Oh, and as far as the movies themselves, they’ve been great as usual — that is, if you know where to look. As a helpful guide, here's a list of what this humble writer considers to be the ten best films of 2023.

*Note: As of press time, several major award contenders had not been released in Iowa, including American Fiction, The Color Purple, Ferrari and The Iron Claw.

10. Past Lives

“You dream in a language I can’t understand.”

A semi-autobiographical tale of chance encounters and lost loves, Past Lives is an achingly beautiful, decades-spanning romance from writer-director Celine Song. The film tells the story of Nora (Greta Lee), a Korean woman who reconnects with a childhood sweetheart more than 20 years after she and her family immigrated to Canada. Nora, now married and living in New York City, discovers she still has feelings for Hae Sung (Teo Yoo), and the two reminisce and reflect on the different paths their lives took.

Lee, who was previously best known for her comedic roles, solidifies herself as a gifted dramatic actress, often relying on nothing more than subtle facial expressions to convey Nora’s deeply conflicted emotions. Mysterious, tender and heartbreaking, Past Lives is a stunning directorial debut for Song, steeped in the small, intimate moments that can shape a life.

9. The Holdovers

“I find the world a bitter and complicated place.”

**Stated task A**. In the film list, how long after her family immigrated to Canada does Nora reconnect with her childhood sweetheart?

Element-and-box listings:
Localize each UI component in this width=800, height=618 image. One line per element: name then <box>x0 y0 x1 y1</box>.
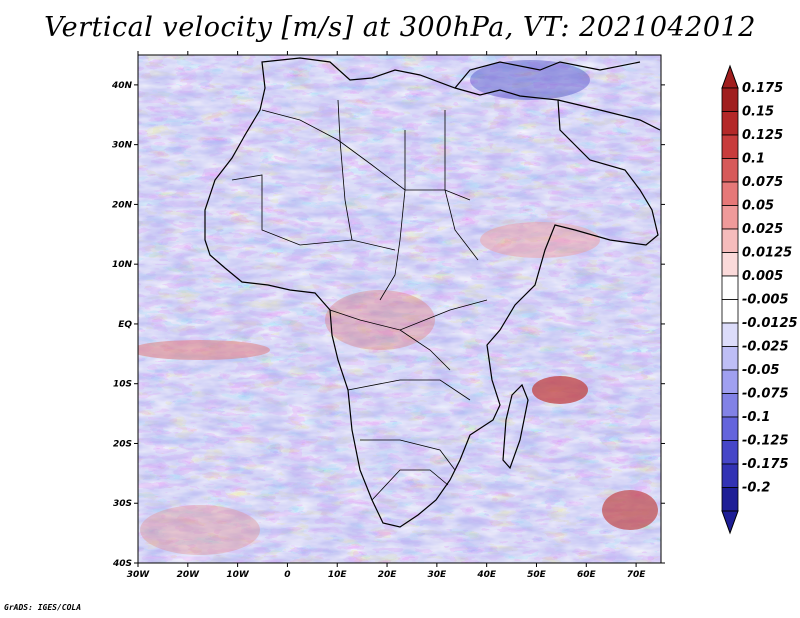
colorbar-label: 0.175 <box>742 81 783 96</box>
lon-tick-label: 40E <box>476 570 497 580</box>
colorbar-swatch <box>721 181 739 206</box>
lat-tick-label: 30S <box>113 499 132 509</box>
lat-tick-label: 20N <box>112 200 133 210</box>
longitude-axis: 30W 20W 10W 0 10E 20E 30E 40E 50E 60E 70E <box>127 51 647 580</box>
colorbar-label: -0.025 <box>742 340 789 355</box>
lat-tick-label: 10S <box>113 380 132 390</box>
lon-tick-label: 10E <box>328 570 348 580</box>
lon-tick-label: 30W <box>127 570 151 580</box>
colorbar-label: -0.005 <box>742 293 789 308</box>
lat-tick-label: 40S <box>112 559 132 569</box>
colorbar-swatch <box>721 299 739 324</box>
colorbar-label: 0.075 <box>742 175 783 190</box>
colorbar-label: -0.2 <box>742 481 770 496</box>
lat-tick-label: 20S <box>113 439 132 449</box>
colorbar-swatch <box>721 205 739 230</box>
map-title: Vertical velocity [m/s] at 300hPa, VT: 2… <box>44 12 756 43</box>
lat-tick-label: 30N <box>112 141 133 151</box>
country-borders <box>231 99 488 501</box>
colorbar-label: -0.125 <box>742 434 789 449</box>
colorbar-top-arrow <box>721 64 739 89</box>
colorbar-label: -0.0125 <box>742 316 798 331</box>
lon-tick-label: 70E <box>627 570 647 580</box>
velocity-field <box>138 55 661 563</box>
colorbar-swatch <box>721 346 739 371</box>
colorbar-swatch <box>721 487 739 512</box>
colorbar-swatch <box>721 369 739 394</box>
colorbar-label: -0.175 <box>742 457 789 472</box>
colorbar-swatch <box>721 275 739 300</box>
plot-frame <box>137 54 662 564</box>
footer-credit: GrADS: IGES/COLA <box>4 603 82 612</box>
colorbar-swatch <box>721 111 739 136</box>
colorbar-label: 0.0125 <box>742 246 792 261</box>
colorbar-swatch <box>721 463 739 488</box>
colorbar-swatch <box>721 228 739 253</box>
colorbar-label: 0.125 <box>742 128 783 143</box>
colorbar-label: 0.15 <box>742 105 774 120</box>
colorbar-bottom-arrow <box>721 510 739 535</box>
colorbar-label: -0.1 <box>742 410 770 425</box>
colorbar-label: 0.05 <box>742 199 774 214</box>
lon-tick-label: 0 <box>284 570 290 580</box>
colorbar-swatch <box>721 440 739 465</box>
latitude-axis: 40N 30N 20N 10N EQ 10S 20S 30S 40S <box>111 81 665 569</box>
colorbar-label: 0.1 <box>742 152 765 167</box>
colorbar-swatch <box>721 158 739 183</box>
lon-tick-label: 30E <box>428 570 448 580</box>
colorbar-swatch <box>721 416 739 441</box>
colorbar-label: 0.025 <box>742 222 783 237</box>
lon-tick-label: 10W <box>226 570 250 580</box>
colorbar-swatch <box>721 322 739 347</box>
lon-tick-label: 20W <box>177 570 201 580</box>
lat-tick-label: 40N <box>111 81 133 91</box>
colorbar: 0.175 0.15 0.125 0.1 0.075 0.05 0.025 0.0125 0.0… <box>721 64 798 535</box>
colorbar-label: -0.05 <box>742 363 779 378</box>
coastlines <box>204 57 661 528</box>
lon-tick-label: 50E <box>527 570 547 580</box>
colorbar-label: 0.005 <box>742 269 783 284</box>
colorbar-swatch <box>721 252 739 277</box>
lat-tick-label: EQ <box>118 320 132 330</box>
colorbar-label: -0.075 <box>742 387 789 402</box>
colorbar-swatch <box>721 134 739 159</box>
lat-tick-label: 10N <box>112 260 133 270</box>
colorbar-swatch <box>721 393 739 418</box>
colorbar-swatch <box>721 87 739 112</box>
lon-tick-label: 60E <box>577 570 597 580</box>
lon-tick-label: 20E <box>378 570 398 580</box>
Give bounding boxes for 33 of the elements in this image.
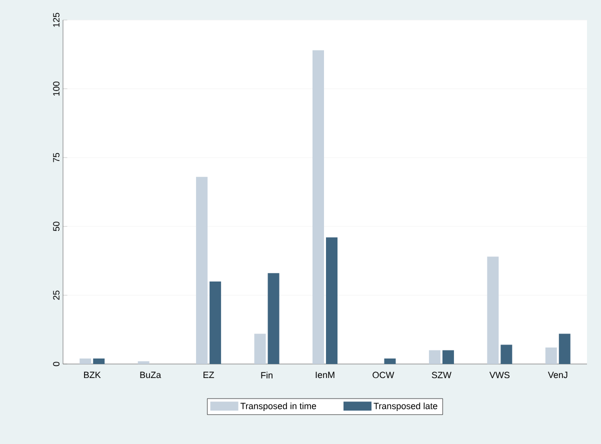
bar <box>210 281 222 364</box>
bar <box>487 256 499 364</box>
bar <box>93 358 105 364</box>
bar <box>254 334 266 364</box>
x-tick-label: BuZa <box>140 372 162 378</box>
y-tick-label: 75 <box>53 152 60 162</box>
x-tick-label: OCW <box>372 372 394 378</box>
y-tick-label: 50 <box>53 222 60 232</box>
bar <box>500 344 512 364</box>
bar <box>326 237 338 364</box>
legend-label: Transposed late <box>374 402 438 411</box>
bar <box>312 50 324 364</box>
x-tick-label: VWS <box>489 372 510 378</box>
y-tick-label: 125 <box>53 12 60 27</box>
bar <box>545 347 557 364</box>
x-tick-label: SZW <box>432 372 452 378</box>
bar <box>384 358 396 364</box>
bar <box>138 361 150 364</box>
y-tick-label: 25 <box>53 290 60 300</box>
bar <box>80 358 92 364</box>
legend-label: Transposed in time <box>240 402 316 411</box>
bar <box>428 350 440 364</box>
x-tick-label: EZ <box>204 372 214 378</box>
y-tick-label: 0 <box>53 362 60 366</box>
x-tick-label: BZK <box>84 372 101 378</box>
bar <box>196 176 208 364</box>
x-tick-label: IenM <box>316 372 334 378</box>
x-tick-label: Fin <box>261 372 272 378</box>
x-tick-label: VenJ <box>548 372 568 378</box>
bar <box>442 350 454 364</box>
y-tick-label: 100 <box>53 82 60 96</box>
bar <box>268 273 280 364</box>
bar <box>558 334 570 364</box>
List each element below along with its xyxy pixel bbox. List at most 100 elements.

**Stated task B**. Recast the listing lines as a numbered list with blank lines omitted. Start with the line containing "colorbar-label: 0.175 <box>742" and go through the line containing "latitude-axis: 40N 30N", including both.

**Worked answer A**. More than 20 years

**Worked answer B**.
1. colorbar-label: 0.175 <box>742 81 783 96</box>
2. lon-tick-label: 40E <box>476 570 497 580</box>
3. colorbar-swatch <box>721 181 739 206</box>
4. lat-tick-label: 30S <box>113 499 132 509</box>
5. lat-tick-label: 20N <box>112 200 133 210</box>
6. longitude-axis: 30W 20W 10W 0 10E 20E 30E 40E 50E 60E 70E <box>127 51 647 580</box>
7. colorbar-label: -0.025 <box>742 340 789 355</box>
8. lat-tick-label: 10S <box>113 380 132 390</box>
9. lon-tick-label: 10E <box>328 570 348 580</box>
10. lon-tick-label: 30W <box>127 570 151 580</box>
11. colorbar-label: -0.005 <box>742 293 789 308</box>
12. lat-tick-label: 40S <box>112 559 132 569</box>
13. colorbar-swatch <box>721 299 739 324</box>
14. colorbar-label: 0.075 <box>742 175 783 190</box>
15. colorbar-label: -0.2 <box>742 481 770 496</box>
16. lat-tick-label: 20S <box>113 439 132 449</box>
17. colorbar-swatch <box>721 205 739 230</box>
18. map-title: Vertical velocity [m/s] at 300hPa, VT: 2… <box>44 12 756 43</box>
19. lat-tick-label: 30N <box>112 141 133 151</box>
20. country-borders <box>231 99 488 501</box>
21. colorbar-label: -0.125 <box>742 434 789 449</box>
22. colorbar-top-arrow <box>721 64 739 89</box>
23. colorbar-label: -0.0125 <box>742 316 798 331</box>
24. lon-tick-label: 70E <box>627 570 647 580</box>
25. velocity-field <box>138 55 661 563</box>
26. colorbar-swatch <box>721 346 739 371</box>
27. colorbar-swatch <box>721 487 739 512</box>
28. colorbar-swatch <box>721 369 739 394</box>
29. colorbar-label: -0.175 <box>742 457 789 472</box>
30. colorbar-swatch <box>721 275 739 300</box>
31. plot-frame <box>137 54 662 564</box>
32. footer-credit: GrADS: IGES/COLA <box>4 603 82 612</box>
33. colorbar-swatch <box>721 111 739 136</box>
34. colorbar-label: 0.0125 <box>742 246 792 261</box>
35. colorbar-swatch <box>721 463 739 488</box>
36. colorbar-swatch <box>721 228 739 253</box>
37. colorbar-label: 0.125 <box>742 128 783 143</box>
38. colorbar-label: 0.15 <box>742 105 774 120</box>
39. colorbar-bottom-arrow <box>721 510 739 535</box>
40. colorbar-label: -0.1 <box>742 410 770 425</box>
41. colorbar-label: 0.05 <box>742 199 774 214</box>
42. lon-tick-label: 0 <box>284 570 290 580</box>
43. colorbar-swatch <box>721 440 739 465</box>
44. latitude-axis: 40N 30N 20N 10N EQ 10S 20S 30S 40S <box>111 81 665 569</box>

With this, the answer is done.